§ **Task A**: In the article on the miniseries Marco, the Story of a Boy, which production company made the series?

§ **Excerpt to read**:
- Promotional image of the main cast from the Antena 3 miniseries Marco, the Story of a Boy.
- Also known as: Marco, the Story of a Boy
- Genre: Drama / Mystery
- Written by: Pau Txorro
- Directed by: Félix Viscarret
- Starring: Mercedes Sampietro Alicia Hermida Sergi Méndez Carla Díaz Julián Villagrán Julia de Castro Meri Rodríguez Ernesto Alterio Estefanía de los Santos Juan and Raúl del Pozo Álvaro de Luna Ariadna Gil
- Country of origin: Spain
- Original language: Spanish

Production
- Production company: Bambú Producciones

Original release
- Network: Antena 3
- Release: 26 December 2011 – 2 January 2012

= Marco, the Story of a Boy =

Marco, the Story of a Boy was a Spanish miniseries that adapted the animated series Marco into a modern live-action story. It was directed by Félix Viscarret and starred Sergi Méndez, Juan and Raúl del Pozo, Ernesto Alterio, Carla Díaz, Meri Rodríguez, Mercedes Sampietro, and Álvaro de Luna.

The fiction, produced by Bambú Producciones, is a loose live-action adaptation of the anime of the same name, which had been successfully re-broadcast on various Spanish TV channels during the 1970s, 1980s, and 1990s. The animated version itself was an adaptation of the novel Heart: A Schoolboy's Journal by Italian writer Edmondo de Amicis.

§ **Recorded information**:
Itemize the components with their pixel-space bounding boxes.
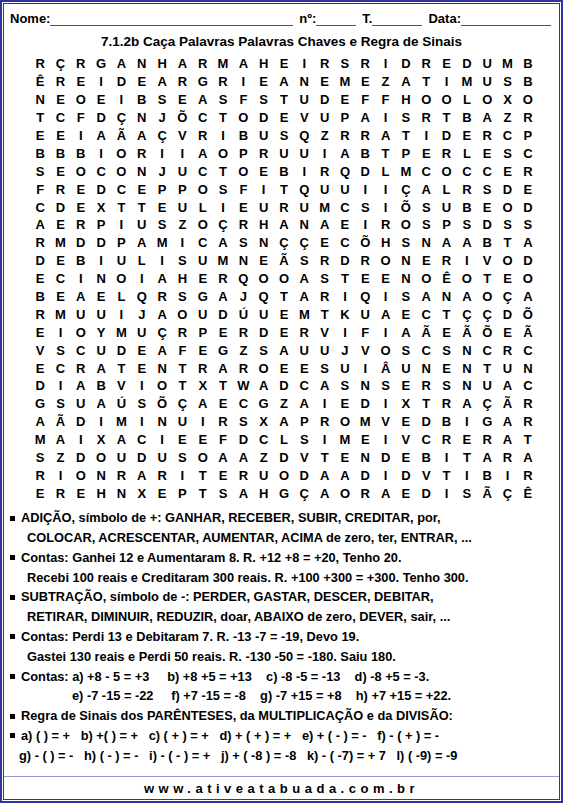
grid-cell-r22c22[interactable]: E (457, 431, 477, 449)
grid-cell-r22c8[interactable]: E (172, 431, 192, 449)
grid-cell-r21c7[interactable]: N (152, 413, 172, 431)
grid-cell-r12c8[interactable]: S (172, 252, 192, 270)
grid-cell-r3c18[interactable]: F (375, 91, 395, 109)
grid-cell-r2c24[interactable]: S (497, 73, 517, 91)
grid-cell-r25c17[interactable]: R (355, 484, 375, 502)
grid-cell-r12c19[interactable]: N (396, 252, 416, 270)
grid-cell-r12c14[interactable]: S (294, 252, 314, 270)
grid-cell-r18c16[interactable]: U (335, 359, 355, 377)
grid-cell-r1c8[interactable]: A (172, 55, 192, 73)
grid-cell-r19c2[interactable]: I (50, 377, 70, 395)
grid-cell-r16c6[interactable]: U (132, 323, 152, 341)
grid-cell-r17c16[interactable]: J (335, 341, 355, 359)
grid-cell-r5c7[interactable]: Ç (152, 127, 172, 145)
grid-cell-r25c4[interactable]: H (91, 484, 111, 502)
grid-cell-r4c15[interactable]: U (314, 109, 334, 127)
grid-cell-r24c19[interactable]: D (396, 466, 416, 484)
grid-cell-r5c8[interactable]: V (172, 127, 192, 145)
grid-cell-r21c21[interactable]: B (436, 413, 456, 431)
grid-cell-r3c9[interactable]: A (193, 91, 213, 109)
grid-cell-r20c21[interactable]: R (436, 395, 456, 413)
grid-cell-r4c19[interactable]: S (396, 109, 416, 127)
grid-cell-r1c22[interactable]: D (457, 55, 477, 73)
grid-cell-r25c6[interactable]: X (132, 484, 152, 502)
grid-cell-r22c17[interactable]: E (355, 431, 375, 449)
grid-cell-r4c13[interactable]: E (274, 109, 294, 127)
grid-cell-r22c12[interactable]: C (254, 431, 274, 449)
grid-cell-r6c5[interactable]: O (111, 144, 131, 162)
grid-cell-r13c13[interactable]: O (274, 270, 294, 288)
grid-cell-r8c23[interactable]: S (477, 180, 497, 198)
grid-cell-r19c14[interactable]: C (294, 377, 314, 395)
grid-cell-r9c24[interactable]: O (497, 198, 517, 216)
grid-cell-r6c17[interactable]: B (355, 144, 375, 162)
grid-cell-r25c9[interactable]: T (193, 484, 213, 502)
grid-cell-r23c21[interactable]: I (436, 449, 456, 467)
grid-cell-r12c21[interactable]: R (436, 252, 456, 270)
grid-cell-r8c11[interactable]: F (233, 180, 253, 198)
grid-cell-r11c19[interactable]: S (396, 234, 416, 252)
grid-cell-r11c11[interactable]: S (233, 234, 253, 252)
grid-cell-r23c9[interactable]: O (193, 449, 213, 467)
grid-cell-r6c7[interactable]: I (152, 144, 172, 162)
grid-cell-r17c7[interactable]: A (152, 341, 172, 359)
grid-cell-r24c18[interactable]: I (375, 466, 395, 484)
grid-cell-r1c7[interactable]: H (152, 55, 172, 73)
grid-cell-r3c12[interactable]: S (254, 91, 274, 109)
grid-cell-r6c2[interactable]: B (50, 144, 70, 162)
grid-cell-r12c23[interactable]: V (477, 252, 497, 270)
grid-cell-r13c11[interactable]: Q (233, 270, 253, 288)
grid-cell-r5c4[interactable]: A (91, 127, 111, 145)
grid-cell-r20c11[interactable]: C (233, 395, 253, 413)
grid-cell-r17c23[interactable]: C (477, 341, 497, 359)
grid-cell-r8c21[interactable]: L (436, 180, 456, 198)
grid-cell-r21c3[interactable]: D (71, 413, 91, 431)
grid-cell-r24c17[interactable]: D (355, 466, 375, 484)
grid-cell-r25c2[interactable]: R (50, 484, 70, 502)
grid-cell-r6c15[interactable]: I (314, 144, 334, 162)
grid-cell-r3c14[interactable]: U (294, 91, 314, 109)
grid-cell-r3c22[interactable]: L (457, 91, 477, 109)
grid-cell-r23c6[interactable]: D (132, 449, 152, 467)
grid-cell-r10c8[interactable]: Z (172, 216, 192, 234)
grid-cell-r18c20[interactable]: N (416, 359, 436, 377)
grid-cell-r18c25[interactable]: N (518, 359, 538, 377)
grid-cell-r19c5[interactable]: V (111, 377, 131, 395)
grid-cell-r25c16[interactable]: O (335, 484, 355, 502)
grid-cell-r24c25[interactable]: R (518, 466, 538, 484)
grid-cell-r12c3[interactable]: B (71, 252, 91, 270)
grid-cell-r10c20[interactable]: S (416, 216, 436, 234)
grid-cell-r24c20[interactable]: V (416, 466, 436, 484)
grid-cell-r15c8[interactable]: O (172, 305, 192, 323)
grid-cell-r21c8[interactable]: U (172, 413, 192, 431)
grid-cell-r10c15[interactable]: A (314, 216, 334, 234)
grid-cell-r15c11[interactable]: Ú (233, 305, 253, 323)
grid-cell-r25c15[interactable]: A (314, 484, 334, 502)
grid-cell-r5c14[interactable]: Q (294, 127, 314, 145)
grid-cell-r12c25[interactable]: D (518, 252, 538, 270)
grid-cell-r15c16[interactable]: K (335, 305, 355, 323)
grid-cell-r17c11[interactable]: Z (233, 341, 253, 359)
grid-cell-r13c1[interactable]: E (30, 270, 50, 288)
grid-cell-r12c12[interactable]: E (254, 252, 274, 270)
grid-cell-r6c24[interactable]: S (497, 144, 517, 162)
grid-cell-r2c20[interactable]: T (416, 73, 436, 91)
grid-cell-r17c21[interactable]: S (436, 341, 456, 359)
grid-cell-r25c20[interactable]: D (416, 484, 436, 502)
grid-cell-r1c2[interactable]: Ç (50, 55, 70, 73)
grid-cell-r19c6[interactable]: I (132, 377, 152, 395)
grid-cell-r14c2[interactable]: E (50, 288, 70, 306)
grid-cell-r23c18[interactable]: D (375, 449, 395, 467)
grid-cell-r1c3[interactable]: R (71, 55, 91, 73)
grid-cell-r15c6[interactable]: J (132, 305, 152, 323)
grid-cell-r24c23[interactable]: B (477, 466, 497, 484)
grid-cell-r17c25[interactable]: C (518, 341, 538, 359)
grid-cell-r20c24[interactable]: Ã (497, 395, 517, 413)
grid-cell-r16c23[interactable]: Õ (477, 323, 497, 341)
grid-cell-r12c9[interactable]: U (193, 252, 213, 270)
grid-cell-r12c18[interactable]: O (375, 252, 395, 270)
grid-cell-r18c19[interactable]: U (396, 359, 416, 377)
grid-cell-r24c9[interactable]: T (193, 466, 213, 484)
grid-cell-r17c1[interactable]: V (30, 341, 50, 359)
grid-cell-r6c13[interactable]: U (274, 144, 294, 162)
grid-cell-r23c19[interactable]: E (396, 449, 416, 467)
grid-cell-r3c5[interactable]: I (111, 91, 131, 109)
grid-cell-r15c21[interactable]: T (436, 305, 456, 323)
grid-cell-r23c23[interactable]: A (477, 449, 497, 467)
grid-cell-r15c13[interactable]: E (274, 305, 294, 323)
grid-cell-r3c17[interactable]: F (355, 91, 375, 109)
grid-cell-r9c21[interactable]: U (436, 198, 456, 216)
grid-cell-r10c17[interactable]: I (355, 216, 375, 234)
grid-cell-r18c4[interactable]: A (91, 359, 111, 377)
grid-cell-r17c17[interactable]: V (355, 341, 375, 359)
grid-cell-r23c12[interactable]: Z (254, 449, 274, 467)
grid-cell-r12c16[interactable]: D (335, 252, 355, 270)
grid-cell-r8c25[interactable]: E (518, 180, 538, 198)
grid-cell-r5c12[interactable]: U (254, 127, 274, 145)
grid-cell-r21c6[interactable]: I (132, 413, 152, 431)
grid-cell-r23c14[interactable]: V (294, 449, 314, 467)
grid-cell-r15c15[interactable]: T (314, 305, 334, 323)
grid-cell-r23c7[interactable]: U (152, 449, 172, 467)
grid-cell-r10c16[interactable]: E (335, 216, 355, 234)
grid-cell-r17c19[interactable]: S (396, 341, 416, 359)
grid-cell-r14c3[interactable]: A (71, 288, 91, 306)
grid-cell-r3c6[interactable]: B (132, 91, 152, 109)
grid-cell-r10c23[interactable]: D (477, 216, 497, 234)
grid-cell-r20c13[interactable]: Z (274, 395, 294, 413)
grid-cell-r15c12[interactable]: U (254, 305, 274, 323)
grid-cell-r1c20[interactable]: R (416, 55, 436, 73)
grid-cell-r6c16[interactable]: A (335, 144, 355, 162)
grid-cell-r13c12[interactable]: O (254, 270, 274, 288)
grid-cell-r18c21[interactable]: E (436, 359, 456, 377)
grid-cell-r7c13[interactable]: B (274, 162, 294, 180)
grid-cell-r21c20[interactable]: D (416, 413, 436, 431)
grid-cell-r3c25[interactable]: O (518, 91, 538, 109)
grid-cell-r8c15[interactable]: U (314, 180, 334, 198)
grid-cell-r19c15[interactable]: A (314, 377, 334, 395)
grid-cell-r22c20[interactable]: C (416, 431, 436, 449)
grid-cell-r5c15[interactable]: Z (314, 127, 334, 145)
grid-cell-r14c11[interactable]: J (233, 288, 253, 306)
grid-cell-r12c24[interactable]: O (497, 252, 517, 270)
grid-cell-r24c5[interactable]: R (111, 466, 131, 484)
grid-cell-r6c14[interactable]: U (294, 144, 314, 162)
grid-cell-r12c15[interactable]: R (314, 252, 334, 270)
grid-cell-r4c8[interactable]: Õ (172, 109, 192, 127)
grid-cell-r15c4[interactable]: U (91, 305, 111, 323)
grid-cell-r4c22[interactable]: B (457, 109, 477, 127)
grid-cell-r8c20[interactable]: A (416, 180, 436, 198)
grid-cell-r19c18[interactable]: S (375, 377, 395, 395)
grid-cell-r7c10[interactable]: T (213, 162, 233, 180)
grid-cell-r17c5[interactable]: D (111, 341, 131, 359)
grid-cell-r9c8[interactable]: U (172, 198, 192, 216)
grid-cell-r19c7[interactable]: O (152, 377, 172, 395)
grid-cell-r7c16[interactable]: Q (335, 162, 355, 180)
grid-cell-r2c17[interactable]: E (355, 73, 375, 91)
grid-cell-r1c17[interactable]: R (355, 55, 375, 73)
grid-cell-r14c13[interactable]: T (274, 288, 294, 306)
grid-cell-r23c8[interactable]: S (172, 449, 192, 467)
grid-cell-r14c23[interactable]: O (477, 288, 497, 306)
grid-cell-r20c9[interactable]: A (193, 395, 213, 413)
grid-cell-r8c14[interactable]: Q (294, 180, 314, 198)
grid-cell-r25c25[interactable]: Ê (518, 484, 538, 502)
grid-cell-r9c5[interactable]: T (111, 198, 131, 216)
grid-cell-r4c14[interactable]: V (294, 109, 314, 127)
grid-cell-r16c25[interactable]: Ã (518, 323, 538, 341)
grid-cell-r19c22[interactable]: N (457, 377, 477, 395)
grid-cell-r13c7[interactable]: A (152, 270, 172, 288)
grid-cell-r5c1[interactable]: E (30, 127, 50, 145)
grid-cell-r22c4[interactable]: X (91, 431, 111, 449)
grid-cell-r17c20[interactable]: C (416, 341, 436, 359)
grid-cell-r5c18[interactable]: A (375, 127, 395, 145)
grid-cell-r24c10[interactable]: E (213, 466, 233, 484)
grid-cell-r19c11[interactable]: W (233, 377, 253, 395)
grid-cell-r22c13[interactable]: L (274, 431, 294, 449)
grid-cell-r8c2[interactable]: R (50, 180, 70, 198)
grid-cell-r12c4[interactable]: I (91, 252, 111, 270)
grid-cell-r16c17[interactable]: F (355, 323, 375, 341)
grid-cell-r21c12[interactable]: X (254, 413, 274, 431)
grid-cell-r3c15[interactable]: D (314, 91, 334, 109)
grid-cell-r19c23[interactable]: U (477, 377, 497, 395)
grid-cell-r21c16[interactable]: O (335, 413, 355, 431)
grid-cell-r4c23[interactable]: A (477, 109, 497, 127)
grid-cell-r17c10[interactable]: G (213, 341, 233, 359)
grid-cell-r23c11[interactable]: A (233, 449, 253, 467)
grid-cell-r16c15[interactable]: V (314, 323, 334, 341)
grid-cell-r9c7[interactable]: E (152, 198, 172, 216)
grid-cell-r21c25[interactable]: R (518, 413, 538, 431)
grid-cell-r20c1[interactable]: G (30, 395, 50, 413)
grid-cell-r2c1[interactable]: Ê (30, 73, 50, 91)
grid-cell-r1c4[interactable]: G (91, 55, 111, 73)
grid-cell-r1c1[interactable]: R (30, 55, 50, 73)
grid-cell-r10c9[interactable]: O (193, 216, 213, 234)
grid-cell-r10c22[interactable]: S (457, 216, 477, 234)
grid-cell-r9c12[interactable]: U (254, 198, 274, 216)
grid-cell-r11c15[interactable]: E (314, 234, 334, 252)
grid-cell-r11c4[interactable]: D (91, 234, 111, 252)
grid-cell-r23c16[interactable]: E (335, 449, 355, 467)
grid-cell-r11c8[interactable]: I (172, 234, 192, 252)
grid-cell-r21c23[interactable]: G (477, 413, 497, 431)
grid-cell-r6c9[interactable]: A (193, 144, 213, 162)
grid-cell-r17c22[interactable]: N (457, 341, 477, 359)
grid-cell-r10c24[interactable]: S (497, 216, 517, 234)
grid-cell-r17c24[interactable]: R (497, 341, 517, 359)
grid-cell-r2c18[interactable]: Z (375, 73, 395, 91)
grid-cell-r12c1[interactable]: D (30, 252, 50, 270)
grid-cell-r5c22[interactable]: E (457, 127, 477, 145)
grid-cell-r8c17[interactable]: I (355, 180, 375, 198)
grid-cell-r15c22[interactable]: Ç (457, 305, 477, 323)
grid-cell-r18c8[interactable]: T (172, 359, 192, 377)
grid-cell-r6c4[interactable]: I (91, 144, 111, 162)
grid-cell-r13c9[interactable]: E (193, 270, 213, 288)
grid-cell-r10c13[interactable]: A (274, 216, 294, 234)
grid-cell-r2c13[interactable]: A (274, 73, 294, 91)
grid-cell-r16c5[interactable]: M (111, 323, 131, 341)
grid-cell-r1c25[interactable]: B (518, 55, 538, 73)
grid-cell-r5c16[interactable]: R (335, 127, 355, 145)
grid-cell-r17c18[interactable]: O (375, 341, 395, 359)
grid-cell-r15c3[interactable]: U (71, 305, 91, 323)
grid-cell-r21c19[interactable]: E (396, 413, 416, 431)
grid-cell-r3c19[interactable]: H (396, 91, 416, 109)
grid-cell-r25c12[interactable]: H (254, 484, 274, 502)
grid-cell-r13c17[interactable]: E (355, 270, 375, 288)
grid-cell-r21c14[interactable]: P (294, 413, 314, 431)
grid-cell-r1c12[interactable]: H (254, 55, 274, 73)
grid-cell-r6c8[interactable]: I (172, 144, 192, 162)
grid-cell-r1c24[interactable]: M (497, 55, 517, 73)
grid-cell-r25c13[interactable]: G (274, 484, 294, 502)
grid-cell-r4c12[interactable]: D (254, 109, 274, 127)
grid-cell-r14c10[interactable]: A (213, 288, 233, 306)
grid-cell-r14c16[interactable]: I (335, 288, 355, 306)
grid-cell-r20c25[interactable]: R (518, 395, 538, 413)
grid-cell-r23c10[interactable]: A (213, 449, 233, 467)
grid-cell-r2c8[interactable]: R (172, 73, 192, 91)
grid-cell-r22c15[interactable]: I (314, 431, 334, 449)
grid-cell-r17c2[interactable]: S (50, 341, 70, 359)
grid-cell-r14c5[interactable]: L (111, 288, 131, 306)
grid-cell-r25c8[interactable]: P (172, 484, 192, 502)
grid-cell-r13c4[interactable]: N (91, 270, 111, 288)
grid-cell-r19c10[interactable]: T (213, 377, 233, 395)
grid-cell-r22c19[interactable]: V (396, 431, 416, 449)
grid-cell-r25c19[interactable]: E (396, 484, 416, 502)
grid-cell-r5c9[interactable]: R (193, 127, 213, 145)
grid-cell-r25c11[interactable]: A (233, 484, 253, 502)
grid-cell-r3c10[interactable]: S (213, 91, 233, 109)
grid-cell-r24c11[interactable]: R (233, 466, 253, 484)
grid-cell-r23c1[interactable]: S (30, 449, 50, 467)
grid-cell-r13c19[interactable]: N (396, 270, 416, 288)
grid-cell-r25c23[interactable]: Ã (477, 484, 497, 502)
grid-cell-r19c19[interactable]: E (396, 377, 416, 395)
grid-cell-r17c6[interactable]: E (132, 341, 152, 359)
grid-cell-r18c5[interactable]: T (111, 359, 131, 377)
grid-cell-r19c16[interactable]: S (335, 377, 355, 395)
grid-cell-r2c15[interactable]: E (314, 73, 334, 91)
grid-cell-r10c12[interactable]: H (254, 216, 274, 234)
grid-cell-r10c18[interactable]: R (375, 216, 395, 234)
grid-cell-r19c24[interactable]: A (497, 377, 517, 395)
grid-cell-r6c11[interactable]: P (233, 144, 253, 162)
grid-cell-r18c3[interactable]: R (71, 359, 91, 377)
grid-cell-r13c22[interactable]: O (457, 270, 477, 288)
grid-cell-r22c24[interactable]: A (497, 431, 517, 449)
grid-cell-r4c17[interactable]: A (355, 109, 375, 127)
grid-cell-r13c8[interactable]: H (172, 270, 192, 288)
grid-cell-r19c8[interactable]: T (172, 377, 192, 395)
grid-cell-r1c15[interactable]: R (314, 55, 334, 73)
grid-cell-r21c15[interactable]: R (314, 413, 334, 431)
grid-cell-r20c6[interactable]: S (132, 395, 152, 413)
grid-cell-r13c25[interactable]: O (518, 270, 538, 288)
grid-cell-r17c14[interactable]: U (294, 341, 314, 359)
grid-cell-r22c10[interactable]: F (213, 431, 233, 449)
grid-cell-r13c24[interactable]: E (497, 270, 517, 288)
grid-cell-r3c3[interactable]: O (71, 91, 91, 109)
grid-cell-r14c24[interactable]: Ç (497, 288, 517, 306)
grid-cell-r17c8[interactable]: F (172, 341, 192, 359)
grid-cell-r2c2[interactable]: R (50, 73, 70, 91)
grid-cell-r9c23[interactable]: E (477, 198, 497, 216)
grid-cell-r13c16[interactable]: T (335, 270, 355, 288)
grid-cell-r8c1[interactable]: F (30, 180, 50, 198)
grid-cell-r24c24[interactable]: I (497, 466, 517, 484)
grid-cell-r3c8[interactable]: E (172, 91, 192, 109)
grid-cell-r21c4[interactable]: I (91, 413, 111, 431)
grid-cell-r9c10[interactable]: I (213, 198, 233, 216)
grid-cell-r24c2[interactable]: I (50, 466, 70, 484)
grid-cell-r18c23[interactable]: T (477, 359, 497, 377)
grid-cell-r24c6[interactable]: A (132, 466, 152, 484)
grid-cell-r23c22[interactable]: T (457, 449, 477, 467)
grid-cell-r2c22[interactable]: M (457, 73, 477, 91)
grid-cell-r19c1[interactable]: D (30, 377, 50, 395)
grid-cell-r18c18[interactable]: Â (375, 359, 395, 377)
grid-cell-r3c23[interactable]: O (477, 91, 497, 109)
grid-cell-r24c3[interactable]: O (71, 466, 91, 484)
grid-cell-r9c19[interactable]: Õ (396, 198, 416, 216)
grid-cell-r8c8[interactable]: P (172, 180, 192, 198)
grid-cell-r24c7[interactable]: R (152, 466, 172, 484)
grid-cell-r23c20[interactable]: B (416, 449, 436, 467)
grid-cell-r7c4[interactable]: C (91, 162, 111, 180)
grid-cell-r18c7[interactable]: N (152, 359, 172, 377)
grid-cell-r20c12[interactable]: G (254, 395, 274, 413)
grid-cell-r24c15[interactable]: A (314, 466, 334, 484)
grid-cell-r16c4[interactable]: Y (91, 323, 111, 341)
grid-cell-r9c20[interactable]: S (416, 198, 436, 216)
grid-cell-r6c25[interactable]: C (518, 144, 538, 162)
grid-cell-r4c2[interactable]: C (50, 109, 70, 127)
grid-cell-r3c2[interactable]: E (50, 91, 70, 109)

...

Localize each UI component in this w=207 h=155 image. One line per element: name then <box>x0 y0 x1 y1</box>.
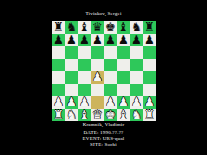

§ **Task B**: Reproduce the lines of the records between the line holding "Itemize the components" and the line holding "grid-cell-r2c24[interactable]: S (497, 73, 517, 91)", inclusive, omitting any picture.

§ **Solution A**: Bambú Producciones

§ **Solution B**:
Itemize the components with their pixel-space bounding boxes.
grid-cell-r22c22[interactable]: E (457, 431, 477, 449)
grid-cell-r22c8[interactable]: E (172, 431, 192, 449)
grid-cell-r21c7[interactable]: N (152, 413, 172, 431)
grid-cell-r12c8[interactable]: S (172, 252, 192, 270)
grid-cell-r3c18[interactable]: F (375, 91, 395, 109)
grid-cell-r2c24[interactable]: S (497, 73, 517, 91)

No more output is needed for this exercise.